━━━━━ Items
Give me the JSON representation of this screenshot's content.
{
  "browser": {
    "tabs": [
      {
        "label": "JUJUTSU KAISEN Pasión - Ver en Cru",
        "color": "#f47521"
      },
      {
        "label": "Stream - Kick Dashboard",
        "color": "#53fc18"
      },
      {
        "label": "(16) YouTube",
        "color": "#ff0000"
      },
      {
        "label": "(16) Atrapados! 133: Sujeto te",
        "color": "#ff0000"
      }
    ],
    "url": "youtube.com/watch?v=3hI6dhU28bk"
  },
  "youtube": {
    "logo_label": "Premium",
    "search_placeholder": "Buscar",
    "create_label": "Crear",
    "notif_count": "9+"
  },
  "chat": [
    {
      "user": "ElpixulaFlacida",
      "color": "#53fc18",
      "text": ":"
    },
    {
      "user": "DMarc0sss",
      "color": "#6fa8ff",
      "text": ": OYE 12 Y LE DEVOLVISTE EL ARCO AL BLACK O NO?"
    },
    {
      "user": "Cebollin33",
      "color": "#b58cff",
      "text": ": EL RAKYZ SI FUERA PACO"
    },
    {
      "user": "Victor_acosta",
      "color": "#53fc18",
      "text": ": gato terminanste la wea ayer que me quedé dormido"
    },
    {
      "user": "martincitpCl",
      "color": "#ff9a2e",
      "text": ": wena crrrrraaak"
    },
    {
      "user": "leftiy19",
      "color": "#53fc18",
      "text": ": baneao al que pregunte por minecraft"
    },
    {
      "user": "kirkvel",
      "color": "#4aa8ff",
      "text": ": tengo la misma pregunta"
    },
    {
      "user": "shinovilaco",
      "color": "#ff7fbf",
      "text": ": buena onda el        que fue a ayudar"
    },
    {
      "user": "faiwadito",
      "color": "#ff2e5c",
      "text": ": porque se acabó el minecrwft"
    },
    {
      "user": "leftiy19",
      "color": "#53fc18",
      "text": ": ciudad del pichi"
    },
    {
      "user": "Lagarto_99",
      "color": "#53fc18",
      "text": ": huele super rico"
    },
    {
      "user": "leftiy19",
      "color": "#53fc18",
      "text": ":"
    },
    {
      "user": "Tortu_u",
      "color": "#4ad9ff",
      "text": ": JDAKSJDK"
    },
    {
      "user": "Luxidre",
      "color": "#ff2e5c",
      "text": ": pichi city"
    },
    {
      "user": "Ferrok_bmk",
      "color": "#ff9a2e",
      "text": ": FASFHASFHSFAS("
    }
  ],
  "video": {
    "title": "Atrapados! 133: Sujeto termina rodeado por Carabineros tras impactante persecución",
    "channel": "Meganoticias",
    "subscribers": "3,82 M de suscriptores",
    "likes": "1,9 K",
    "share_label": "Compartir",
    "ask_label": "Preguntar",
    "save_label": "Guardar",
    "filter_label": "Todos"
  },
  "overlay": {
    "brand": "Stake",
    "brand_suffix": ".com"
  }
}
━━━━━━━━━━
▶ [Task to complete]: Print the material above once more, exactly.

▶ [Answer to this problem]:
Give me the JSON representation of this screenshot's content.
{
  "browser": {
    "tabs": [
      {
        "label": "JUJUTSU KAISEN Pasión - Ver en Cru",
        "color": "#f47521"
      },
      {
        "label": "Stream - Kick Dashboard",
        "color": "#53fc18"
      },
      {
        "label": "(16) YouTube",
        "color": "#ff0000"
      },
      {
        "label": "(16) Atrapados! 133: Sujeto te",
        "color": "#ff0000"
      }
    ],
    "url": "youtube.com/watch?v=3hI6dhU28bk"
  },
  "youtube": {
    "logo_label": "Premium",
    "search_placeholder": "Buscar",
    "create_label": "Crear",
    "notif_count": "9+"
  },
  "chat": [
    {
      "user": "ElpixulaFlacida",
      "color": "#53fc18",
      "text": ":"
    },
    {
      "user": "DMarc0sss",
      "color": "#6fa8ff",
      "text": ": OYE 12 Y LE DEVOLVISTE EL ARCO AL BLACK O NO?"
    },
    {
      "user": "Cebollin33",
      "color": "#b58cff",
      "text": ": EL RAKYZ SI FUERA PACO"
    },
    {
      "user": "Victor_acosta",
      "color": "#53fc18",
      "text": ": gato terminanste la wea ayer que me quedé dormido"
    },
    {
      "user": "martincitpCl",
      "color": "#ff9a2e",
      "text": ": wena crrrrraaak"
    },
    {
      "user": "leftiy19",
      "color": "#53fc18",
      "text": ": baneao al que pregunte por minecraft"
    },
    {
      "user": "kirkvel",
      "color": "#4aa8ff",
      "text": ": tengo la misma pregunta"
    },
    {
      "user": "shinovilaco",
      "color": "#ff7fbf",
      "text": ": buena onda el        que fue a ayudar"
    },
    {
      "user": "faiwadito",
      "color": "#ff2e5c",
      "text": ": porque se acabó el minecrwft"
    },
    {
      "user": "leftiy19",
      "color": "#53fc18",
      "text": ": ciudad del pichi"
    },
    {
      "user": "Lagarto_99",
      "color": "#53fc18",
      "text": ": huele super rico"
    },
    {
      "user": "leftiy19",
      "color": "#53fc18",
      "text": ":"
    },
    {
      "user": "Tortu_u",
      "color": "#4ad9ff",
      "text": ": JDAKSJDK"
    },
    {
      "user": "Luxidre",
      "color": "#ff2e5c",
      "text": ": pichi city"
    },
    {
      "user": "Ferrok_bmk",
      "color": "#ff9a2e",
      "text": ": FASFHASFHSFAS("
    }
  ],
  "video": {
    "title": "Atrapados! 133: Sujeto termina rodeado por Carabineros tras impactante persecución",
    "channel": "Meganoticias",
    "subscribers": "3,82 M de suscriptores",
    "likes": "1,9 K",
    "share_label": "Compartir",
    "ask_label": "Preguntar",
    "save_label": "Guardar",
    "filter_label": "Todos"
  },
  "overlay": {
    "brand": "Stake",
    "brand_suffix": ".com"
  }
}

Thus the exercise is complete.